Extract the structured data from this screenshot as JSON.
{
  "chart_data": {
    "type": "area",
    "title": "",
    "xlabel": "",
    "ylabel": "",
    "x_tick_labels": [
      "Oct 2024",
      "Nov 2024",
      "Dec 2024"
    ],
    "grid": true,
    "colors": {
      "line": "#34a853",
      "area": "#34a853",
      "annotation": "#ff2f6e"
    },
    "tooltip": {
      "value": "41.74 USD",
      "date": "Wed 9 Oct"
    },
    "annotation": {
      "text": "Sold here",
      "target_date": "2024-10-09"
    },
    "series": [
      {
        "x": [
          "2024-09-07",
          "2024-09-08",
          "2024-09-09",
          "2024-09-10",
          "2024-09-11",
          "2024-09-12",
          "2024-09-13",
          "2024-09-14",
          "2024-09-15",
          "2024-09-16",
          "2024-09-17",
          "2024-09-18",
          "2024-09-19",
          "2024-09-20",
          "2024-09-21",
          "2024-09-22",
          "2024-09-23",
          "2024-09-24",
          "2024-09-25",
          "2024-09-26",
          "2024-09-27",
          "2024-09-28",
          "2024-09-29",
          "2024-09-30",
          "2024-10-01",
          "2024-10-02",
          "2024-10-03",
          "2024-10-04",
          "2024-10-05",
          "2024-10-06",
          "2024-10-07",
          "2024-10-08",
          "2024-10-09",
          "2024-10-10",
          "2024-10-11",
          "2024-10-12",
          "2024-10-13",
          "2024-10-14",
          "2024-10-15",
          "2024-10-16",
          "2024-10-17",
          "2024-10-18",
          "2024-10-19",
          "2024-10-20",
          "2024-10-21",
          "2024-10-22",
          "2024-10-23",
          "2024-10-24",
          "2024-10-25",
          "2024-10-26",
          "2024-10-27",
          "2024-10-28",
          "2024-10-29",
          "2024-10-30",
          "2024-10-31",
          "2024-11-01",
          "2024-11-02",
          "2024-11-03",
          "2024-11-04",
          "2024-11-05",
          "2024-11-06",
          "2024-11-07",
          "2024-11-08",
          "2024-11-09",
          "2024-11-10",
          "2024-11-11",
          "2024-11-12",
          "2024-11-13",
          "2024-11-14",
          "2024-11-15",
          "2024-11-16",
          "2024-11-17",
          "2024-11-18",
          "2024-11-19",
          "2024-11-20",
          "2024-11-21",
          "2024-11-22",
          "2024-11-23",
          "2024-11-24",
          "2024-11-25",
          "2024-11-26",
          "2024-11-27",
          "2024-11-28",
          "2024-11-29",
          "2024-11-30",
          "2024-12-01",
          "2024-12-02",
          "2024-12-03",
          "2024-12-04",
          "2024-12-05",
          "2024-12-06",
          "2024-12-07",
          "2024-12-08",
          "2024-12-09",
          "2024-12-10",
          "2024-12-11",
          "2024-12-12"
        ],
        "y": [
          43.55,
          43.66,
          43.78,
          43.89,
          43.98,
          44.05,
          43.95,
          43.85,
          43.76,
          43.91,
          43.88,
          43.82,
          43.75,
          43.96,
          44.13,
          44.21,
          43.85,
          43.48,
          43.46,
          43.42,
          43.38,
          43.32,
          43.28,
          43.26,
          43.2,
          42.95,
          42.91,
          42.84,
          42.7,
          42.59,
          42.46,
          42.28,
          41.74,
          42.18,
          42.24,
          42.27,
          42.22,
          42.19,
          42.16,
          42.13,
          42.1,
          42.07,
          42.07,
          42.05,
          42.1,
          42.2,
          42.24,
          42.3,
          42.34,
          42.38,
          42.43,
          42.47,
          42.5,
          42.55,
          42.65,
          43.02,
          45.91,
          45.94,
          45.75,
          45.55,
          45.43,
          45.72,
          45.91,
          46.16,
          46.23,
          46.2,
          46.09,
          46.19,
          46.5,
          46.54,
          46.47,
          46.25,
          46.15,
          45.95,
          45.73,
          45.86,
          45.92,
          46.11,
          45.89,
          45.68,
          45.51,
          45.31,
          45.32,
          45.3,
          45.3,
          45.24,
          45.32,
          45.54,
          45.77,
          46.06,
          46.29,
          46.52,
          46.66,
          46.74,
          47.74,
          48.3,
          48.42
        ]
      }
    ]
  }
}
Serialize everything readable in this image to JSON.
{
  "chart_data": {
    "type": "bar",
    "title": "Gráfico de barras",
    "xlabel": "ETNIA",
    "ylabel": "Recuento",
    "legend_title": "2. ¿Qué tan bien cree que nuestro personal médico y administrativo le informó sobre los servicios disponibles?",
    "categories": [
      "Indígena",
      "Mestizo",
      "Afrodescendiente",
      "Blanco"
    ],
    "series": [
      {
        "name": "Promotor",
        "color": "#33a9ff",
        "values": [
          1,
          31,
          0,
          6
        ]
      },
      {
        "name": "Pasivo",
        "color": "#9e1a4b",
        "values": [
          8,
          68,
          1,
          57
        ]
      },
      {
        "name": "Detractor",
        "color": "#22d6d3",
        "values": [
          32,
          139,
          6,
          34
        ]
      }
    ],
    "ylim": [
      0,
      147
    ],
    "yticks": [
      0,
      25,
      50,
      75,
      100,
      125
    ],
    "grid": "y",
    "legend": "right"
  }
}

■ TASK TO COMPLETE
Write out every line of the records exactly.

■ RESULT OF THE TASK
Extract the structured data from this screenshot as JSON.
{
  "chart_data": {
    "type": "area",
    "title": "",
    "xlabel": "",
    "ylabel": "",
    "x_tick_labels": [
      "Oct 2024",
      "Nov 2024",
      "Dec 2024"
    ],
    "grid": true,
    "colors": {
      "line": "#34a853",
      "area": "#34a853",
      "annotation": "#ff2f6e"
    },
    "tooltip": {
      "value": "41.74 USD",
      "date": "Wed 9 Oct"
    },
    "annotation": {
      "text": "Sold here",
      "target_date": "2024-10-09"
    },
    "series": [
      {
        "x": [
          "2024-09-07",
          "2024-09-08",
          "2024-09-09",
          "2024-09-10",
          "2024-09-11",
          "2024-09-12",
          "2024-09-13",
          "2024-09-14",
          "2024-09-15",
          "2024-09-16",
          "2024-09-17",
          "2024-09-18",
          "2024-09-19",
          "2024-09-20",
          "2024-09-21",
          "2024-09-22",
          "2024-09-23",
          "2024-09-24",
          "2024-09-25",
          "2024-09-26",
          "2024-09-27",
          "2024-09-28",
          "2024-09-29",
          "2024-09-30",
          "2024-10-01",
          "2024-10-02",
          "2024-10-03",
          "2024-10-04",
          "2024-10-05",
          "2024-10-06",
          "2024-10-07",
          "2024-10-08",
          "2024-10-09",
          "2024-10-10",
          "2024-10-11",
          "2024-10-12",
          "2024-10-13",
          "2024-10-14",
          "2024-10-15",
          "2024-10-16",
          "2024-10-17",
          "2024-10-18",
          "2024-10-19",
          "2024-10-20",
          "2024-10-21",
          "2024-10-22",
          "2024-10-23",
          "2024-10-24",
          "2024-10-25",
          "2024-10-26",
          "2024-10-27",
          "2024-10-28",
          "2024-10-29",
          "2024-10-30",
          "2024-10-31",
          "2024-11-01",
          "2024-11-02",
          "2024-11-03",
          "2024-11-04",
          "2024-11-05",
          "2024-11-06",
          "2024-11-07",
          "2024-11-08",
          "2024-11-09",
          "2024-11-10",
          "2024-11-11",
          "2024-11-12",
          "2024-11-13",
          "2024-11-14",
          "2024-11-15",
          "2024-11-16",
          "2024-11-17",
          "2024-11-18",
          "2024-11-19",
          "2024-11-20",
          "2024-11-21",
          "2024-11-22",
          "2024-11-23",
          "2024-11-24",
          "2024-11-25",
          "2024-11-26",
          "2024-11-27",
          "2024-11-28",
          "2024-11-29",
          "2024-11-30",
          "2024-12-01",
          "2024-12-02",
          "2024-12-03",
          "2024-12-04",
          "2024-12-05",
          "2024-12-06",
          "2024-12-07",
          "2024-12-08",
          "2024-12-09",
          "2024-12-10",
          "2024-12-11",
          "2024-12-12"
        ],
        "y": [
          43.55,
          43.66,
          43.78,
          43.89,
          43.98,
          44.05,
          43.95,
          43.85,
          43.76,
          43.91,
          43.88,
          43.82,
          43.75,
          43.96,
          44.13,
          44.21,
          43.85,
          43.48,
          43.46,
          43.42,
          43.38,
          43.32,
          43.28,
          43.26,
          43.2,
          42.95,
          42.91,
          42.84,
          42.7,
          42.59,
          42.46,
          42.28,
          41.74,
          42.18,
          42.24,
          42.27,
          42.22,
          42.19,
          42.16,
          42.13,
          42.1,
          42.07,
          42.07,
          42.05,
          42.1,
          42.2,
          42.24,
          42.3,
          42.34,
          42.38,
          42.43,
          42.47,
          42.5,
          42.55,
          42.65,
          43.02,
          45.91,
          45.94,
          45.75,
          45.55,
          45.43,
          45.72,
          45.91,
          46.16,
          46.23,
          46.2,
          46.09,
          46.19,
          46.5,
          46.54,
          46.47,
          46.25,
          46.15,
          45.95,
          45.73,
          45.86,
          45.92,
          46.11,
          45.89,
          45.68,
          45.51,
          45.31,
          45.32,
          45.3,
          45.3,
          45.24,
          45.32,
          45.54,
          45.77,
          46.06,
          46.29,
          46.52,
          46.66,
          46.74,
          47.74,
          48.3,
          48.42
        ]
      }
    ]
  }
}
Serialize everything readable in this image to JSON.
{
  "chart_data": {
    "type": "bar",
    "title": "Gráfico de barras",
    "xlabel": "ETNIA",
    "ylabel": "Recuento",
    "legend_title": "2. ¿Qué tan bien cree que nuestro personal médico y administrativo le informó sobre los servicios disponibles?",
    "categories": [
      "Indígena",
      "Mestizo",
      "Afrodescendiente",
      "Blanco"
    ],
    "series": [
      {
        "name": "Promotor",
        "color": "#33a9ff",
        "values": [
          1,
          31,
          0,
          6
        ]
      },
      {
        "name": "Pasivo",
        "color": "#9e1a4b",
        "values": [
          8,
          68,
          1,
          57
        ]
      },
      {
        "name": "Detractor",
        "color": "#22d6d3",
        "values": [
          32,
          139,
          6,
          34
        ]
      }
    ],
    "ylim": [
      0,
      147
    ],
    "yticks": [
      0,
      25,
      50,
      75,
      100,
      125
    ],
    "grid": "y",
    "legend": "right"
  }
}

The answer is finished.